- **Records for the task**:
════════

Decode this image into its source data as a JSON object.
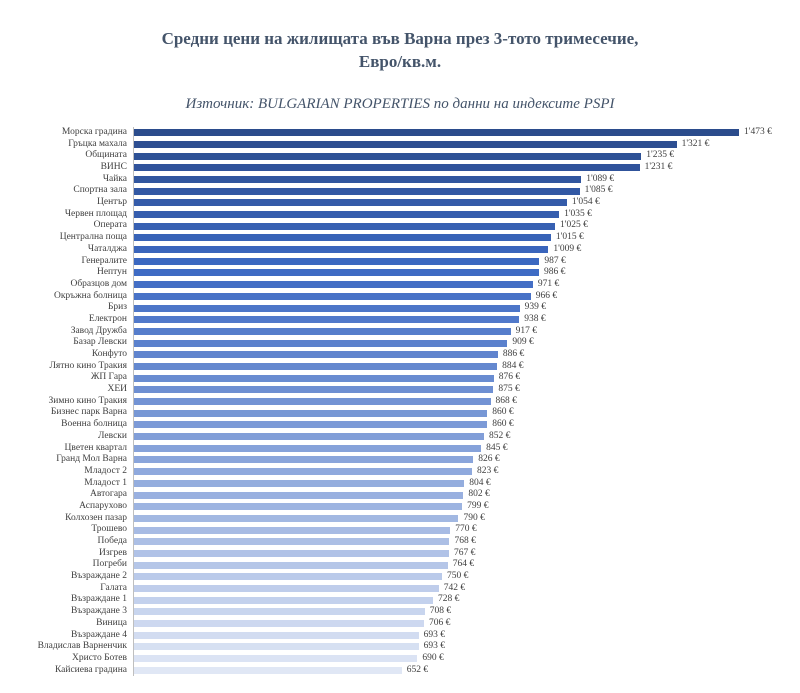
{
  "title": "Средни цени на жилищата във Варна през 3-тото тримесечие,\nЕвро/кв.м.",
  "subtitle": "Източник: BULGARIAN PROPERTIES по данни на индексите PSPI",
  "chart_data": {
    "type": "bar",
    "orientation": "horizontal",
    "title": "Средни цени на жилищата във Варна през 3-тото тримесечие, Евро/кв.м.",
    "subtitle": "Източник: BULGARIAN PROPERTIES по данни на индексите PSPI",
    "value_suffix": " €",
    "xlim": [
      0,
      1500
    ],
    "grid": false,
    "legend": false,
    "colors": {
      "hue": 220,
      "saturation": 53,
      "lightness_start": 36,
      "lightness_end": 92,
      "axis_line": "#BFBFBF",
      "label_text": "#404040",
      "title_text": "#44546A"
    },
    "categories": [
      "Морска градина",
      "Гръцка махала",
      "Общината",
      "ВИНС",
      "Чайка",
      "Спортна зала",
      "Център",
      "Червен площад",
      "Операта",
      "Централна поща",
      "Чаталджа",
      "Генералите",
      "Нептун",
      "Образцов дом",
      "Окръжна болница",
      "Бриз",
      "Електрон",
      "Завод Дружба",
      "Базар Левски",
      "Конфуто",
      "Лятно кино Тракия",
      "ЖП Гара",
      "ХЕИ",
      "Зимно кино Тракия",
      "Бизнес парк Варна",
      "Военна болница",
      "Левски",
      "Цветен квартал",
      "Гранд Мол Варна",
      "Младост 2",
      "Младост 1",
      "Автогара",
      "Аспарухово",
      "Колхозен пазар",
      "Трошево",
      "Победа",
      "Изгрев",
      "Погреби",
      "Възраждане 2",
      "Галата",
      "Възраждане 1",
      "Възраждане 3",
      "Виница",
      "Възраждане 4",
      "Владислав Варненчик",
      "Христо Ботев",
      "Кайсиева градина"
    ],
    "values": [
      1473,
      1321,
      1235,
      1231,
      1089,
      1085,
      1054,
      1035,
      1025,
      1015,
      1009,
      987,
      986,
      971,
      966,
      939,
      938,
      917,
      909,
      886,
      884,
      876,
      875,
      868,
      860,
      860,
      852,
      845,
      826,
      823,
      804,
      802,
      799,
      790,
      770,
      768,
      767,
      764,
      750,
      742,
      728,
      708,
      706,
      693,
      693,
      690,
      652
    ]
  }
}
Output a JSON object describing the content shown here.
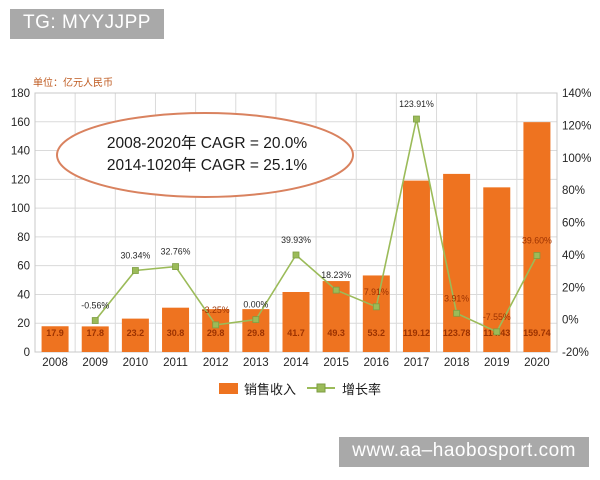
{
  "badges": {
    "tg": "TG: MYYJJPP",
    "site": "www.aa–haobosport.com"
  },
  "chart_data": {
    "type": "bar",
    "unit_label": "单位：亿元人民币",
    "categories": [
      "2008",
      "2009",
      "2010",
      "2011",
      "2012",
      "2013",
      "2014",
      "2015",
      "2016",
      "2017",
      "2018",
      "2019",
      "2020"
    ],
    "series": [
      {
        "name": "销售收入",
        "type": "bar",
        "color": "#ee7320",
        "label_color": "#9c3200",
        "values": [
          17.9,
          17.8,
          23.2,
          30.8,
          29.8,
          29.8,
          41.7,
          49.3,
          53.2,
          119.12,
          123.78,
          114.43,
          159.74
        ],
        "labels": [
          "17.9",
          "17.8",
          "23.2",
          "30.8",
          "29.8",
          "29.8",
          "41.7",
          "49.3",
          "53.2",
          "119.12",
          "123.78",
          "114.43",
          "159.74"
        ]
      },
      {
        "name": "增长率",
        "type": "line",
        "color": "#9bbb59",
        "values": [
          null,
          -0.56,
          30.34,
          32.76,
          -3.25,
          0.0,
          39.93,
          18.23,
          7.91,
          123.91,
          3.91,
          -7.55,
          39.6
        ],
        "labels": [
          null,
          "-0.56%",
          "30.34%",
          "32.76%",
          "-3.25%",
          "0.00%",
          "39.93%",
          "18.23%",
          "7.91%",
          "123.91%",
          "3.91%",
          "-7.55%",
          "39.60%"
        ]
      }
    ],
    "left_axis": {
      "min": 0,
      "max": 180,
      "step": 20,
      "ticks": [
        "0",
        "20",
        "40",
        "60",
        "80",
        "100",
        "120",
        "140",
        "160",
        "180"
      ]
    },
    "right_axis": {
      "min": -20,
      "max": 140,
      "step": 20,
      "ticks": [
        "-20%",
        "0%",
        "20%",
        "40%",
        "60%",
        "80%",
        "100%",
        "120%",
        "140%"
      ]
    },
    "annotation": {
      "lines": [
        "2008-2020年 CAGR = 20.0%",
        "2014-1020年 CAGR = 25.1%"
      ],
      "stroke": "#d9825f"
    },
    "legend": [
      "销售收入",
      "增长率"
    ],
    "grid": true,
    "legend_position": "bottom"
  },
  "colors": {
    "watermark_bg": "#a9a9a9",
    "grid": "#dadada",
    "border": "#c8c8c8",
    "axis_text": "#262626",
    "unit_text": "#bf5b21",
    "growth_label": "#262626",
    "growth_label_on_bar": "#9c3200"
  }
}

════════

- **Short task**:
Return the listing above word for word, with the pictures removed.

- **Correct output**:
Decode this image into its source data as a JSON object.
{
  "title": "Средни цени на жилищата във Варна през 3-тото тримесечие,\nЕвро/кв.м.",
  "subtitle": "Източник: BULGARIAN PROPERTIES по данни на индексите PSPI",
  "chart_data": {
    "type": "bar",
    "orientation": "horizontal",
    "title": "Средни цени на жилищата във Варна през 3-тото тримесечие, Евро/кв.м.",
    "subtitle": "Източник: BULGARIAN PROPERTIES по данни на индексите PSPI",
    "value_suffix": " €",
    "xlim": [
      0,
      1500
    ],
    "grid": false,
    "legend": false,
    "colors": {
      "hue": 220,
      "saturation": 53,
      "lightness_start": 36,
      "lightness_end": 92,
      "axis_line": "#BFBFBF",
      "label_text": "#404040",
      "title_text": "#44546A"
    },
    "categories": [
      "Морска градина",
      "Гръцка махала",
      "Общината",
      "ВИНС",
      "Чайка",
      "Спортна зала",
      "Център",
      "Червен площад",
      "Операта",
      "Централна поща",
      "Чаталджа",
      "Генералите",
      "Нептун",
      "Образцов дом",
      "Окръжна болница",
      "Бриз",
      "Електрон",
      "Завод Дружба",
      "Базар Левски",
      "Конфуто",
      "Лятно кино Тракия",
      "ЖП Гара",
      "ХЕИ",
      "Зимно кино Тракия",
      "Бизнес парк Варна",
      "Военна болница",
      "Левски",
      "Цветен квартал",
      "Гранд Мол Варна",
      "Младост 2",
      "Младост 1",
      "Автогара",
      "Аспарухово",
      "Колхозен пазар",
      "Трошево",
      "Победа",
      "Изгрев",
      "Погреби",
      "Възраждане 2",
      "Галата",
      "Възраждане 1",
      "Възраждане 3",
      "Виница",
      "Възраждане 4",
      "Владислав Варненчик",
      "Христо Ботев",
      "Кайсиева градина"
    ],
    "values": [
      1473,
      1321,
      1235,
      1231,
      1089,
      1085,
      1054,
      1035,
      1025,
      1015,
      1009,
      987,
      986,
      971,
      966,
      939,
      938,
      917,
      909,
      886,
      884,
      876,
      875,
      868,
      860,
      860,
      852,
      845,
      826,
      823,
      804,
      802,
      799,
      790,
      770,
      768,
      767,
      764,
      750,
      742,
      728,
      708,
      706,
      693,
      693,
      690,
      652
    ]
  }
}
Output a JSON object describing the content shown here.
{
  "badges": {
    "tg": "TG: MYYJJPP",
    "site": "www.aa–haobosport.com"
  },
  "chart_data": {
    "type": "bar",
    "unit_label": "单位：亿元人民币",
    "categories": [
      "2008",
      "2009",
      "2010",
      "2011",
      "2012",
      "2013",
      "2014",
      "2015",
      "2016",
      "2017",
      "2018",
      "2019",
      "2020"
    ],
    "series": [
      {
        "name": "销售收入",
        "type": "bar",
        "color": "#ee7320",
        "label_color": "#9c3200",
        "values": [
          17.9,
          17.8,
          23.2,
          30.8,
          29.8,
          29.8,
          41.7,
          49.3,
          53.2,
          119.12,
          123.78,
          114.43,
          159.74
        ],
        "labels": [
          "17.9",
          "17.8",
          "23.2",
          "30.8",
          "29.8",
          "29.8",
          "41.7",
          "49.3",
          "53.2",
          "119.12",
          "123.78",
          "114.43",
          "159.74"
        ]
      },
      {
        "name": "增长率",
        "type": "line",
        "color": "#9bbb59",
        "values": [
          null,
          -0.56,
          30.34,
          32.76,
          -3.25,
          0.0,
          39.93,
          18.23,
          7.91,
          123.91,
          3.91,
          -7.55,
          39.6
        ],
        "labels": [
          null,
          "-0.56%",
          "30.34%",
          "32.76%",
          "-3.25%",
          "0.00%",
          "39.93%",
          "18.23%",
          "7.91%",
          "123.91%",
          "3.91%",
          "-7.55%",
          "39.60%"
        ]
      }
    ],
    "left_axis": {
      "min": 0,
      "max": 180,
      "step": 20,
      "ticks": [
        "0",
        "20",
        "40",
        "60",
        "80",
        "100",
        "120",
        "140",
        "160",
        "180"
      ]
    },
    "right_axis": {
      "min": -20,
      "max": 140,
      "step": 20,
      "ticks": [
        "-20%",
        "0%",
        "20%",
        "40%",
        "60%",
        "80%",
        "100%",
        "120%",
        "140%"
      ]
    },
    "annotation": {
      "lines": [
        "2008-2020年 CAGR = 20.0%",
        "2014-1020年 CAGR = 25.1%"
      ],
      "stroke": "#d9825f"
    },
    "legend": [
      "销售收入",
      "增长率"
    ],
    "grid": true,
    "legend_position": "bottom"
  },
  "colors": {
    "watermark_bg": "#a9a9a9",
    "grid": "#dadada",
    "border": "#c8c8c8",
    "axis_text": "#262626",
    "unit_text": "#bf5b21",
    "growth_label": "#262626",
    "growth_label_on_bar": "#9c3200"
  }
}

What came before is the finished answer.